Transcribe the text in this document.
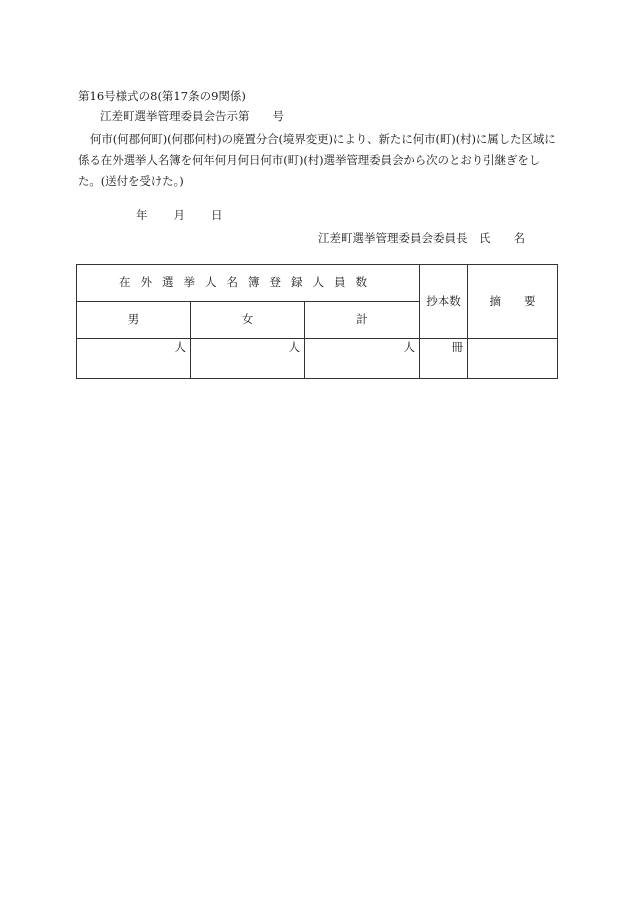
第16号様式の8(第17条の9関係)
江差町選挙管理委員会告示第　　号
何市(何郡何町)(何郡何村)の廃置分合(境界変更)により、新たに何市(町)(村)に属した区域に係る在外選挙人名簿を何年何月何日何市(町)(村)選挙管理委員会から次のとおり引継ぎをした。(送付を受けた。)
年　　月　　日
江差町選挙管理委員会委員長　氏　　名
在外選挙人名簿登録人員数			抄本数	摘　　要
男	女	計		
人	人	人	冊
------------------------------------
Written instruction
Without the pictures, repeat the listing above exactly.

The solution
Transcribe the text in this document.
第16号様式の8(第17条の9関係)
江差町選挙管理委員会告示第　　号
何市(何郡何町)(何郡何村)の廃置分合(境界変更)により、新たに何市(町)(村)に属した区域に係る在外選挙人名簿を何年何月何日何市(町)(村)選挙管理委員会から次のとおり引継ぎをした。(送付を受けた。)
年　　月　　日
江差町選挙管理委員会委員長　氏　　名
在外選挙人名簿登録人員数			抄本数	摘　　要
男	女	計		
人	人	人	冊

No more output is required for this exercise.